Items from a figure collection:
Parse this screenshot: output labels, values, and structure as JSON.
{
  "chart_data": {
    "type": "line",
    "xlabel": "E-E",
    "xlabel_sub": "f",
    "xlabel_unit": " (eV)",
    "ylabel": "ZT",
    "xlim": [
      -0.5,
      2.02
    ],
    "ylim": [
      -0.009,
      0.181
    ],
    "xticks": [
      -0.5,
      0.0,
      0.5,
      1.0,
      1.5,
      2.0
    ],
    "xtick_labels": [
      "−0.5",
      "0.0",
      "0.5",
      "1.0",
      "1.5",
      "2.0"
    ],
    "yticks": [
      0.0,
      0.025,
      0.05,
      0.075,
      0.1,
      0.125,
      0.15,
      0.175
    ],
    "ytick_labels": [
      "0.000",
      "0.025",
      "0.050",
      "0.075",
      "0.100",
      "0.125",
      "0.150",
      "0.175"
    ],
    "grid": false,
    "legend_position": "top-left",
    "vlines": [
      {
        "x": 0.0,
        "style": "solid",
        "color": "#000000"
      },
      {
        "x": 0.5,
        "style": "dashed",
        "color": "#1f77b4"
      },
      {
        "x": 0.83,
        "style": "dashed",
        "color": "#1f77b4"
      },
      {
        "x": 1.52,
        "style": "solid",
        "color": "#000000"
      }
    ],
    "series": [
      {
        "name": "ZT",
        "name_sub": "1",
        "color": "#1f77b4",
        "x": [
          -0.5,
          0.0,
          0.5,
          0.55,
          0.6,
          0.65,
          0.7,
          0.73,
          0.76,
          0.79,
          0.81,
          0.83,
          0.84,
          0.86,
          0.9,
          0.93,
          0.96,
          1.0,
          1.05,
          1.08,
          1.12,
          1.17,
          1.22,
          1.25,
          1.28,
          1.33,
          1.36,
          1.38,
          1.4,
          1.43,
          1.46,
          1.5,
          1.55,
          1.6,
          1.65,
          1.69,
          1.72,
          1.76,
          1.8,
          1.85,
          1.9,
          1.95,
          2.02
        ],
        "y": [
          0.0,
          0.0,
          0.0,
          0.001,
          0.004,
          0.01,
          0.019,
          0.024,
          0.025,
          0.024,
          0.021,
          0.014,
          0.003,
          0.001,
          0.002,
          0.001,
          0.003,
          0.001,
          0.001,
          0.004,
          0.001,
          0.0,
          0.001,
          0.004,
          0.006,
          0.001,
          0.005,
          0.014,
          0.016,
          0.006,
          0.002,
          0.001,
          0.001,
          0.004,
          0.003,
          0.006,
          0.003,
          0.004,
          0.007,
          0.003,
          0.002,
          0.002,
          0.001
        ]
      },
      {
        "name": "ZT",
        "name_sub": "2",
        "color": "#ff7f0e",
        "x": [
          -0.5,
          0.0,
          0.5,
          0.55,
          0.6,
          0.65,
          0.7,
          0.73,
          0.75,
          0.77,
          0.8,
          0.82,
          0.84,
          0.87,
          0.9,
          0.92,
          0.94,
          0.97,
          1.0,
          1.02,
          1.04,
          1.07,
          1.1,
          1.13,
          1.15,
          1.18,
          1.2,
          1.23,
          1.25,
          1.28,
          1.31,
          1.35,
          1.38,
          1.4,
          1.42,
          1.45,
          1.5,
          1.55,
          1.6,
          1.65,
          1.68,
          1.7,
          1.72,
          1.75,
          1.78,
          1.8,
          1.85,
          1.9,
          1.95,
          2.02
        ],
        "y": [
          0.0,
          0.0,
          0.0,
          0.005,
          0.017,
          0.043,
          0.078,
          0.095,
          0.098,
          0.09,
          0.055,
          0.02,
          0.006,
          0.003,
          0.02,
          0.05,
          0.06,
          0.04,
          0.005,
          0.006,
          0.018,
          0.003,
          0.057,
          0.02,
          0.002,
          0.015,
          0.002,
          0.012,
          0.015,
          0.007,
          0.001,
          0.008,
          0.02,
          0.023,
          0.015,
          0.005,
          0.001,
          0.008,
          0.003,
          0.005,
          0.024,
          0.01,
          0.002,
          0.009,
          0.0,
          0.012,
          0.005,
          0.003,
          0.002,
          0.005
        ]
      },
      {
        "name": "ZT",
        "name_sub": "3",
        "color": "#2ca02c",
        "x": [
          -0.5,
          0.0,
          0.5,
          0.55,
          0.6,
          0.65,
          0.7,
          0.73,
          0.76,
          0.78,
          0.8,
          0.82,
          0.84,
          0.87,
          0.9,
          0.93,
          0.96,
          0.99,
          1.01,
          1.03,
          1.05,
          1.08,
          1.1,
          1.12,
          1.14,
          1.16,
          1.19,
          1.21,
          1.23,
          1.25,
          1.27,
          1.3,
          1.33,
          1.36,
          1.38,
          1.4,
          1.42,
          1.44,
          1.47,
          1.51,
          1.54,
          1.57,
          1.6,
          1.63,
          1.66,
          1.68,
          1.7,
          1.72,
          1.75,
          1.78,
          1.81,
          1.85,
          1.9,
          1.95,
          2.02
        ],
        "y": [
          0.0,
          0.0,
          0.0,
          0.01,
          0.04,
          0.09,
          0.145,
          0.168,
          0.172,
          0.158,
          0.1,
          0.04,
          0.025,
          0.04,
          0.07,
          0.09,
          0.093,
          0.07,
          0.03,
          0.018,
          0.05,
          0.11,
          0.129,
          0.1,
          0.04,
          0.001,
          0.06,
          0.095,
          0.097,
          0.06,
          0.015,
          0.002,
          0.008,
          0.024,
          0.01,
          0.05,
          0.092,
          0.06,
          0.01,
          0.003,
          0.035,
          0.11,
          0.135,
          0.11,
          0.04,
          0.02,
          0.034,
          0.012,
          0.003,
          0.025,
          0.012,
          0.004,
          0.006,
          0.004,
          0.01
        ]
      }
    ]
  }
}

■ To be done: Identify all lines where the word "color" shows up. Copy them.

■ Finished exercise:
        "color": "#000000"
        "color": "#1f77b4"
        "color": "#1f77b4"
        "color": "#000000"
        "color": "#1f77b4",
        "color": "#ff7f0e",
        "color": "#2ca02c",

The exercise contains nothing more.